*TASK TO CARRY OUT*.
Write out all of the entries exactly, please.

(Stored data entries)
** start **
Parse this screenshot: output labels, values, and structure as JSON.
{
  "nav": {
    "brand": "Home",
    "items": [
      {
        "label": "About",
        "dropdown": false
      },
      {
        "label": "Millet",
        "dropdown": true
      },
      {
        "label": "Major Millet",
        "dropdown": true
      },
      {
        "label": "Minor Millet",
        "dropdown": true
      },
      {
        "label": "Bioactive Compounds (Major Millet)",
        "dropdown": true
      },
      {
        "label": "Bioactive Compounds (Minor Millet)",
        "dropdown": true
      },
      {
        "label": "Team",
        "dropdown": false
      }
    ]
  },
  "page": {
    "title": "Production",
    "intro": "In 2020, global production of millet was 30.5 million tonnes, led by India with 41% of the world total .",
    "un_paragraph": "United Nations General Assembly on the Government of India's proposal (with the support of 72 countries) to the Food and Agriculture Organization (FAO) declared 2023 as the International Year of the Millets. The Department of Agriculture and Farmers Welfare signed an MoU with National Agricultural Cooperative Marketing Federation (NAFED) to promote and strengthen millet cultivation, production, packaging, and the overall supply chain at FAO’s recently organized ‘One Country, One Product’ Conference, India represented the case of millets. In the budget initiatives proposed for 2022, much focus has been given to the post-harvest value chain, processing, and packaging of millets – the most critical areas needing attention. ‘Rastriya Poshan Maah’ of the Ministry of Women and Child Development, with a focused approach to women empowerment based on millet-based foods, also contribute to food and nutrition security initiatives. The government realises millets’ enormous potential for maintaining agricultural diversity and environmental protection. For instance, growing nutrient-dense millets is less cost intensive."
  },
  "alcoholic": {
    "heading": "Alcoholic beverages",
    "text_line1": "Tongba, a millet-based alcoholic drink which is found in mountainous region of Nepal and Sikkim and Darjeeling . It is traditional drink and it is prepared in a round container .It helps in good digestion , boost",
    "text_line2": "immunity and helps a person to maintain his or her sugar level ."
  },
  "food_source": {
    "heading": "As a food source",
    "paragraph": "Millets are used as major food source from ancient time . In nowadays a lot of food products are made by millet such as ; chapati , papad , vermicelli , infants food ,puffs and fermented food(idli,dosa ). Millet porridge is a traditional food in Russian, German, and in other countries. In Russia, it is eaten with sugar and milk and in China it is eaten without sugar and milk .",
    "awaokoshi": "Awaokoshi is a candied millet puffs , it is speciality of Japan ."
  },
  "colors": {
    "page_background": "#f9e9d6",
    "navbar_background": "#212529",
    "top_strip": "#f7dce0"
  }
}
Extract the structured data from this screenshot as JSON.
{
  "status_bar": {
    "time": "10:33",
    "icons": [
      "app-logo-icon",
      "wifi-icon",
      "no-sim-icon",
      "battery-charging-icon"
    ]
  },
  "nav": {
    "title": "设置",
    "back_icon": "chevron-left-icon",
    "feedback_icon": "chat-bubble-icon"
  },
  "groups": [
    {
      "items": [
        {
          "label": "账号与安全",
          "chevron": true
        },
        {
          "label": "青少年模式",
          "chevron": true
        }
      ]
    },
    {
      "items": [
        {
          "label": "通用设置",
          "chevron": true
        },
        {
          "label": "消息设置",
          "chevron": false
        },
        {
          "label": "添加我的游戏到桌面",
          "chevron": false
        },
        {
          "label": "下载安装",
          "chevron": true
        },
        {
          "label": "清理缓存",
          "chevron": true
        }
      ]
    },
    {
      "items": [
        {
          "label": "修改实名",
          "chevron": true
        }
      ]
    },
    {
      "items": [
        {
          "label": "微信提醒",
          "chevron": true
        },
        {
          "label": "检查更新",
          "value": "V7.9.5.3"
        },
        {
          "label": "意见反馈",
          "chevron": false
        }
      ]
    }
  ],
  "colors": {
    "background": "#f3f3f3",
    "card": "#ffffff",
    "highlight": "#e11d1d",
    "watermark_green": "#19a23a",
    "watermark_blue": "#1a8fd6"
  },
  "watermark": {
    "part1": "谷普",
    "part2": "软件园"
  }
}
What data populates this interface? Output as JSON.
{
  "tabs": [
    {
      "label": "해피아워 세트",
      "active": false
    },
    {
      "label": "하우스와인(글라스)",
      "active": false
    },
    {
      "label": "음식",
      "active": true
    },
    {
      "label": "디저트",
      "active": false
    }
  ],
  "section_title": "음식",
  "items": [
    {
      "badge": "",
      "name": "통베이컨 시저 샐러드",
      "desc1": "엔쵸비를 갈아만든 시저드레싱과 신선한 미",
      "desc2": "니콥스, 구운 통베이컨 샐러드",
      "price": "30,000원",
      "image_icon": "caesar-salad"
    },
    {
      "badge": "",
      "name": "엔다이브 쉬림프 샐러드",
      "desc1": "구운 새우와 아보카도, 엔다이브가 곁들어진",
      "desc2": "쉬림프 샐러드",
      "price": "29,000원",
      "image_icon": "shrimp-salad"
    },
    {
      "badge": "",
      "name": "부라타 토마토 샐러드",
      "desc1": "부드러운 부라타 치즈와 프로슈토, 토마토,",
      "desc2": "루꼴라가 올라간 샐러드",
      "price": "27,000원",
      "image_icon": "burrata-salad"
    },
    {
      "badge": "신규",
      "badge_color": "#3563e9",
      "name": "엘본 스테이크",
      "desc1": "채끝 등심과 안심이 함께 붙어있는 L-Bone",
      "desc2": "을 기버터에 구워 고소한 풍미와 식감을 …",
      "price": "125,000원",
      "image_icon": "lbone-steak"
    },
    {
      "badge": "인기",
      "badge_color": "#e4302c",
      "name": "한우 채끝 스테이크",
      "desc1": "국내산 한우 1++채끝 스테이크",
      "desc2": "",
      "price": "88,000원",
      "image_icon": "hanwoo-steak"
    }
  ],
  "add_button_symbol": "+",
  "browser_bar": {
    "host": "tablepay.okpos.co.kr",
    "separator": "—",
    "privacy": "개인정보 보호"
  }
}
** end **
*FINAL RESULT*.
Parse this screenshot: output labels, values, and structure as JSON.
{
  "nav": {
    "brand": "Home",
    "items": [
      {
        "label": "About",
        "dropdown": false
      },
      {
        "label": "Millet",
        "dropdown": true
      },
      {
        "label": "Major Millet",
        "dropdown": true
      },
      {
        "label": "Minor Millet",
        "dropdown": true
      },
      {
        "label": "Bioactive Compounds (Major Millet)",
        "dropdown": true
      },
      {
        "label": "Bioactive Compounds (Minor Millet)",
        "dropdown": true
      },
      {
        "label": "Team",
        "dropdown": false
      }
    ]
  },
  "page": {
    "title": "Production",
    "intro": "In 2020, global production of millet was 30.5 million tonnes, led by India with 41% of the world total .",
    "un_paragraph": "United Nations General Assembly on the Government of India's proposal (with the support of 72 countries) to the Food and Agriculture Organization (FAO) declared 2023 as the International Year of the Millets. The Department of Agriculture and Farmers Welfare signed an MoU with National Agricultural Cooperative Marketing Federation (NAFED) to promote and strengthen millet cultivation, production, packaging, and the overall supply chain at FAO’s recently organized ‘One Country, One Product’ Conference, India represented the case of millets. In the budget initiatives proposed for 2022, much focus has been given to the post-harvest value chain, processing, and packaging of millets – the most critical areas needing attention. ‘Rastriya Poshan Maah’ of the Ministry of Women and Child Development, with a focused approach to women empowerment based on millet-based foods, also contribute to food and nutrition security initiatives. The government realises millets’ enormous potential for maintaining agricultural diversity and environmental protection. For instance, growing nutrient-dense millets is less cost intensive."
  },
  "alcoholic": {
    "heading": "Alcoholic beverages",
    "text_line1": "Tongba, a millet-based alcoholic drink which is found in mountainous region of Nepal and Sikkim and Darjeeling . It is traditional drink and it is prepared in a round container .It helps in good digestion , boost",
    "text_line2": "immunity and helps a person to maintain his or her sugar level ."
  },
  "food_source": {
    "heading": "As a food source",
    "paragraph": "Millets are used as major food source from ancient time . In nowadays a lot of food products are made by millet such as ; chapati , papad , vermicelli , infants food ,puffs and fermented food(idli,dosa ). Millet porridge is a traditional food in Russian, German, and in other countries. In Russia, it is eaten with sugar and milk and in China it is eaten without sugar and milk .",
    "awaokoshi": "Awaokoshi is a candied millet puffs , it is speciality of Japan ."
  },
  "colors": {
    "page_background": "#f9e9d6",
    "navbar_background": "#212529",
    "top_strip": "#f7dce0"
  }
}
Extract the structured data from this screenshot as JSON.
{
  "status_bar": {
    "time": "10:33",
    "icons": [
      "app-logo-icon",
      "wifi-icon",
      "no-sim-icon",
      "battery-charging-icon"
    ]
  },
  "nav": {
    "title": "设置",
    "back_icon": "chevron-left-icon",
    "feedback_icon": "chat-bubble-icon"
  },
  "groups": [
    {
      "items": [
        {
          "label": "账号与安全",
          "chevron": true
        },
        {
          "label": "青少年模式",
          "chevron": true
        }
      ]
    },
    {
      "items": [
        {
          "label": "通用设置",
          "chevron": true
        },
        {
          "label": "消息设置",
          "chevron": false
        },
        {
          "label": "添加我的游戏到桌面",
          "chevron": false
        },
        {
          "label": "下载安装",
          "chevron": true
        },
        {
          "label": "清理缓存",
          "chevron": true
        }
      ]
    },
    {
      "items": [
        {
          "label": "修改实名",
          "chevron": true
        }
      ]
    },
    {
      "items": [
        {
          "label": "微信提醒",
          "chevron": true
        },
        {
          "label": "检查更新",
          "value": "V7.9.5.3"
        },
        {
          "label": "意见反馈",
          "chevron": false
        }
      ]
    }
  ],
  "colors": {
    "background": "#f3f3f3",
    "card": "#ffffff",
    "highlight": "#e11d1d",
    "watermark_green": "#19a23a",
    "watermark_blue": "#1a8fd6"
  },
  "watermark": {
    "part1": "谷普",
    "part2": "软件园"
  }
}
What data populates this interface? Output as JSON.
{
  "tabs": [
    {
      "label": "해피아워 세트",
      "active": false
    },
    {
      "label": "하우스와인(글라스)",
      "active": false
    },
    {
      "label": "음식",
      "active": true
    },
    {
      "label": "디저트",
      "active": false
    }
  ],
  "section_title": "음식",
  "items": [
    {
      "badge": "",
      "name": "통베이컨 시저 샐러드",
      "desc1": "엔쵸비를 갈아만든 시저드레싱과 신선한 미",
      "desc2": "니콥스, 구운 통베이컨 샐러드",
      "price": "30,000원",
      "image_icon": "caesar-salad"
    },
    {
      "badge": "",
      "name": "엔다이브 쉬림프 샐러드",
      "desc1": "구운 새우와 아보카도, 엔다이브가 곁들어진",
      "desc2": "쉬림프 샐러드",
      "price": "29,000원",
      "image_icon": "shrimp-salad"
    },
    {
      "badge": "",
      "name": "부라타 토마토 샐러드",
      "desc1": "부드러운 부라타 치즈와 프로슈토, 토마토,",
      "desc2": "루꼴라가 올라간 샐러드",
      "price": "27,000원",
      "image_icon": "burrata-salad"
    },
    {
      "badge": "신규",
      "badge_color": "#3563e9",
      "name": "엘본 스테이크",
      "desc1": "채끝 등심과 안심이 함께 붙어있는 L-Bone",
      "desc2": "을 기버터에 구워 고소한 풍미와 식감을 …",
      "price": "125,000원",
      "image_icon": "lbone-steak"
    },
    {
      "badge": "인기",
      "badge_color": "#e4302c",
      "name": "한우 채끝 스테이크",
      "desc1": "국내산 한우 1++채끝 스테이크",
      "desc2": "",
      "price": "88,000원",
      "image_icon": "hanwoo-steak"
    }
  ],
  "add_button_symbol": "+",
  "browser_bar": {
    "host": "tablepay.okpos.co.kr",
    "separator": "—",
    "privacy": "개인정보 보호"
  }
}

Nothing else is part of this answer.